The entries below should be transcribed in their entirety, exactly as written.

■ TASK DATA
((

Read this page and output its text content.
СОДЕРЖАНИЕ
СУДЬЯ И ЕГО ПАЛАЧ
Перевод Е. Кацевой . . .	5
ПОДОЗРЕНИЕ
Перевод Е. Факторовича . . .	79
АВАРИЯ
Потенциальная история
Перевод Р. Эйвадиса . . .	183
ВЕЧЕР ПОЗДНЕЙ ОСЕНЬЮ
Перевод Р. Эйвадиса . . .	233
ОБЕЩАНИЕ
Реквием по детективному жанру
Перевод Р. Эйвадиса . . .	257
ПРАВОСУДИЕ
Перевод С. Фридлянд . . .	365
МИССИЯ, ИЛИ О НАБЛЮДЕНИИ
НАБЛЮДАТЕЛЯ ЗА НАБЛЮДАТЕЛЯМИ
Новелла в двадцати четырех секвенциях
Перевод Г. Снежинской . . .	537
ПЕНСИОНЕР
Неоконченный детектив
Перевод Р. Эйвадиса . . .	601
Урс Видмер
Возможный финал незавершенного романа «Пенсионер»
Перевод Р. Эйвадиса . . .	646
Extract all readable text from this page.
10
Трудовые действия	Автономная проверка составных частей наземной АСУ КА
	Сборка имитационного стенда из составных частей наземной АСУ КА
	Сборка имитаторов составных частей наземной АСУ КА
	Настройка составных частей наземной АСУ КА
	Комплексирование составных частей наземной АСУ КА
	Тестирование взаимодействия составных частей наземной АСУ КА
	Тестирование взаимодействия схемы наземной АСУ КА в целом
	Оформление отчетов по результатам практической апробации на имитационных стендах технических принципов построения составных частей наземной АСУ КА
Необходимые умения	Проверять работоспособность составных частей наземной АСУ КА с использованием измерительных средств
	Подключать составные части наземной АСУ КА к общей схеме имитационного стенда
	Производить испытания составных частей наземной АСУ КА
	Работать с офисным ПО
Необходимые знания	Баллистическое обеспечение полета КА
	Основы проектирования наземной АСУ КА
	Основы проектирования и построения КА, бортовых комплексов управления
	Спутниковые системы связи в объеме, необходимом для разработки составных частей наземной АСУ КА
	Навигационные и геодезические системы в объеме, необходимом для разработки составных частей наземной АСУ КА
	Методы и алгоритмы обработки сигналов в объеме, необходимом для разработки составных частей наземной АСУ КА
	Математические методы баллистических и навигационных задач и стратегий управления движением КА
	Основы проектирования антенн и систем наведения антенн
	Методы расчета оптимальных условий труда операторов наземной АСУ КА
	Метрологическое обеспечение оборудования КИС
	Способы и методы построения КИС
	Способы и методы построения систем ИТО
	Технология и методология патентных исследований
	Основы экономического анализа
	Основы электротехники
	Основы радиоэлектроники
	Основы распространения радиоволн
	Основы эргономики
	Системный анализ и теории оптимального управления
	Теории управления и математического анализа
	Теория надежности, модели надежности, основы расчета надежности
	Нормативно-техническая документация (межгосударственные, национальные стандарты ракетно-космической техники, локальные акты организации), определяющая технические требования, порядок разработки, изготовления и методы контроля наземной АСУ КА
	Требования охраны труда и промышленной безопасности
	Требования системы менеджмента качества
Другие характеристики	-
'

))

■ RESPONSE
Read this page and output its text content.
СОДЕРЖАНИЕ
СУДЬЯ И ЕГО ПАЛАЧ
Перевод Е. Кацевой . . .	5
ПОДОЗРЕНИЕ
Перевод Е. Факторовича . . .	79
АВАРИЯ
Потенциальная история
Перевод Р. Эйвадиса . . .	183
ВЕЧЕР ПОЗДНЕЙ ОСЕНЬЮ
Перевод Р. Эйвадиса . . .	233
ОБЕЩАНИЕ
Реквием по детективному жанру
Перевод Р. Эйвадиса . . .	257
ПРАВОСУДИЕ
Перевод С. Фридлянд . . .	365
МИССИЯ, ИЛИ О НАБЛЮДЕНИИ
НАБЛЮДАТЕЛЯ ЗА НАБЛЮДАТЕЛЯМИ
Новелла в двадцати четырех секвенциях
Перевод Г. Снежинской . . .	537
ПЕНСИОНЕР
Неоконченный детектив
Перевод Р. Эйвадиса . . .	601
Урс Видмер
Возможный финал незавершенного романа «Пенсионер»
Перевод Р. Эйвадиса . . .	646
Extract all readable text from this page.
10
Трудовые действия	Автономная проверка составных частей наземной АСУ КА
	Сборка имитационного стенда из составных частей наземной АСУ КА
	Сборка имитаторов составных частей наземной АСУ КА
	Настройка составных частей наземной АСУ КА
	Комплексирование составных частей наземной АСУ КА
	Тестирование взаимодействия составных частей наземной АСУ КА
	Тестирование взаимодействия схемы наземной АСУ КА в целом
	Оформление отчетов по результатам практической апробации на имитационных стендах технических принципов построения составных частей наземной АСУ КА
Необходимые умения	Проверять работоспособность составных частей наземной АСУ КА с использованием измерительных средств
	Подключать составные части наземной АСУ КА к общей схеме имитационного стенда
	Производить испытания составных частей наземной АСУ КА
	Работать с офисным ПО
Необходимые знания	Баллистическое обеспечение полета КА
	Основы проектирования наземной АСУ КА
	Основы проектирования и построения КА, бортовых комплексов управления
	Спутниковые системы связи в объеме, необходимом для разработки составных частей наземной АСУ КА
	Навигационные и геодезические системы в объеме, необходимом для разработки составных частей наземной АСУ КА
	Методы и алгоритмы обработки сигналов в объеме, необходимом для разработки составных частей наземной АСУ КА
	Математические методы баллистических и навигационных задач и стратегий управления движением КА
	Основы проектирования антенн и систем наведения антенн
	Методы расчета оптимальных условий труда операторов наземной АСУ КА
	Метрологическое обеспечение оборудования КИС
	Способы и методы построения КИС
	Способы и методы построения систем ИТО
	Технология и методология патентных исследований
	Основы экономического анализа
	Основы электротехники
	Основы радиоэлектроники
	Основы распространения радиоволн
	Основы эргономики
	Системный анализ и теории оптимального управления
	Теории управления и математического анализа
	Теория надежности, модели надежности, основы расчета надежности
	Нормативно-техническая документация (межгосударственные, национальные стандарты ракетно-космической техники, локальные акты организации), определяющая технические требования, порядок разработки, изготовления и методы контроля наземной АСУ КА
	Требования охраны труда и промышленной безопасности
	Требования системы менеджмента качества
Другие характеристики	-
'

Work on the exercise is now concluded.